_Material for this task:_
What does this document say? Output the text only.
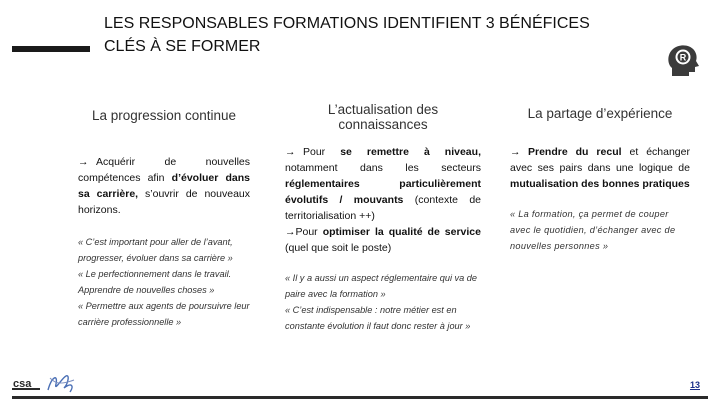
LES RESPONSABLES FORMATIONS IDENTIFIENT 3 BÉNÉFICES
CLÉS À SE FORMER
R
La progression continue
→ Acquérir de nouvelles compétences afin d’évoluer dans sa carrière, s’ouvrir de nouveaux horizons.

« C’est important pour aller de l’avant, progresser, évoluer dans sa carrière »

« Le perfectionnement dans le travail. Apprendre de nouvelles choses »

« Permettre aux agents de poursuivre leur carrière professionnelle »

L’actualisation des connaissances
→ Pour se remettre à niveau, notamment dans les secteurs réglementaires particulièrement évolutifs / mouvants (contexte de territorialisation ++)
→Pour optimiser la qualité de service (quel que soit le poste)

« Il y a aussi un aspect réglementaire qui va de paire avec la formation »

« C’est indispensable : notre métier est en constante évolution il faut donc rester à jour »

La partage d’expérience
→ Prendre du recul et échanger avec ses pairs dans une logique de mutualisation des bonnes pratiques

« La formation, ça permet de couper avec le quotidien, d’échanger avec de nouvelles personnes »

csa	13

_Challenge:_ Check each line above for the string "échanger" and show the ones that have it.

_Expected output:_
→ Prendre du recul et échanger avec ses pairs dans une logique de mutualisation des bonnes pratiques
« La formation, ça permet de couper avec le quotidien, d’échanger avec de nouvelles personnes »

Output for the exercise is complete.